» GEFORDERTE AUFGABE:
Schreib sämtliche Zeilen unten Zeichen für Zeichen ab.
+===+
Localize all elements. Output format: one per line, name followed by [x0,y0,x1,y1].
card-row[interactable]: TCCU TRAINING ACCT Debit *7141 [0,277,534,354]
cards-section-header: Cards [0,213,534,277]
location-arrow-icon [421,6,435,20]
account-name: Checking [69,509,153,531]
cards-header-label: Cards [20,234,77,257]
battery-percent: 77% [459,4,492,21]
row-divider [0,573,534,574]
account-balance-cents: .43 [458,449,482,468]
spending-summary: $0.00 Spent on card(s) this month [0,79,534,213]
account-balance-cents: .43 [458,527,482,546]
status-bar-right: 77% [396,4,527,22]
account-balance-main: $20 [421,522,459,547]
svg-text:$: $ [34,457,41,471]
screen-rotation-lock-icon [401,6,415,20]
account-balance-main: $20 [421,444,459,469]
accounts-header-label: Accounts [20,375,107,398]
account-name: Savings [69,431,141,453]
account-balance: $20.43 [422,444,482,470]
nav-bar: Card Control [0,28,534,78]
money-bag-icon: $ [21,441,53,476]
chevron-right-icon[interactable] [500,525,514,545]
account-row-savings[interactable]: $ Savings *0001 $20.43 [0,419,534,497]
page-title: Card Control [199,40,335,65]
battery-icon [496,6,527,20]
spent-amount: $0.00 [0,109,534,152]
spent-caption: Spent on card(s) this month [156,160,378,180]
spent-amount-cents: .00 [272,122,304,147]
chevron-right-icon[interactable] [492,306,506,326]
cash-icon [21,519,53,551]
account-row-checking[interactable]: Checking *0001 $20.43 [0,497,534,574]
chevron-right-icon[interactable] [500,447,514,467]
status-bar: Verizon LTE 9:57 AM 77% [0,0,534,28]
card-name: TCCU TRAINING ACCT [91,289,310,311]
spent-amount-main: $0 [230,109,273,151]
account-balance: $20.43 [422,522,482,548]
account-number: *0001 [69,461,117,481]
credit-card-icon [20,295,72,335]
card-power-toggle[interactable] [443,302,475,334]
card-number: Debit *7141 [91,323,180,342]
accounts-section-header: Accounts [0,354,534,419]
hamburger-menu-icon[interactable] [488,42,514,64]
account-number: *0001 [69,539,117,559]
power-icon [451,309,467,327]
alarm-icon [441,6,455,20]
+===+
» RICHTIGES ERGEBNIS:
Localize all elements. Output format: one per line, name followed by [x0,y0,x1,y1].
card-row[interactable]: TCCU TRAINING ACCT Debit *7141 [0,277,534,354]
cards-section-header: Cards [0,213,534,277]
location-arrow-icon [421,6,435,20]
account-name: Checking [69,509,153,531]
cards-header-label: Cards [20,234,77,257]
battery-percent: 77% [459,4,492,21]
row-divider [0,573,534,574]
account-balance-cents: .43 [458,449,482,468]
spending-summary: $0.00 Spent on card(s) this month [0,79,534,213]
account-balance-cents: .43 [458,527,482,546]
status-bar-right: 77% [396,4,527,22]
account-balance-main: $20 [421,522,459,547]
svg-text:$: $ [34,457,41,471]
screen-rotation-lock-icon [401,6,415,20]
account-balance-main: $20 [421,444,459,469]
accounts-header-label: Accounts [20,375,107,398]
account-name: Savings [69,431,141,453]
account-balance: $20.43 [422,444,482,470]
nav-bar: Card Control [0,28,534,78]
money-bag-icon: $ [21,441,53,476]
chevron-right-icon[interactable] [500,525,514,545]
account-row-savings[interactable]: $ Savings *0001 $20.43 [0,419,534,497]
page-title: Card Control [199,40,335,65]
battery-icon [496,6,527,20]
spent-amount: $0.00 [0,109,534,152]
spent-caption: Spent on card(s) this month [156,160,378,180]
spent-amount-cents: .00 [272,122,304,147]
chevron-right-icon[interactable] [492,306,506,326]
cash-icon [21,519,53,551]
account-row-checking[interactable]: Checking *0001 $20.43 [0,497,534,574]
chevron-right-icon[interactable] [500,447,514,467]
status-bar: Verizon LTE 9:57 AM 77% [0,0,534,28]
card-name: TCCU TRAINING ACCT [91,289,310,311]
spent-amount-main: $0 [230,109,273,151]
account-balance: $20.43 [422,522,482,548]
account-number: *0001 [69,461,117,481]
credit-card-icon [20,295,72,335]
card-power-toggle[interactable] [443,302,475,334]
card-number: Debit *7141 [91,323,180,342]
accounts-section-header: Accounts [0,354,534,419]
hamburger-menu-icon[interactable] [488,42,514,64]
account-number: *0001 [69,539,117,559]
power-icon [451,309,467,327]
alarm-icon [441,6,455,20]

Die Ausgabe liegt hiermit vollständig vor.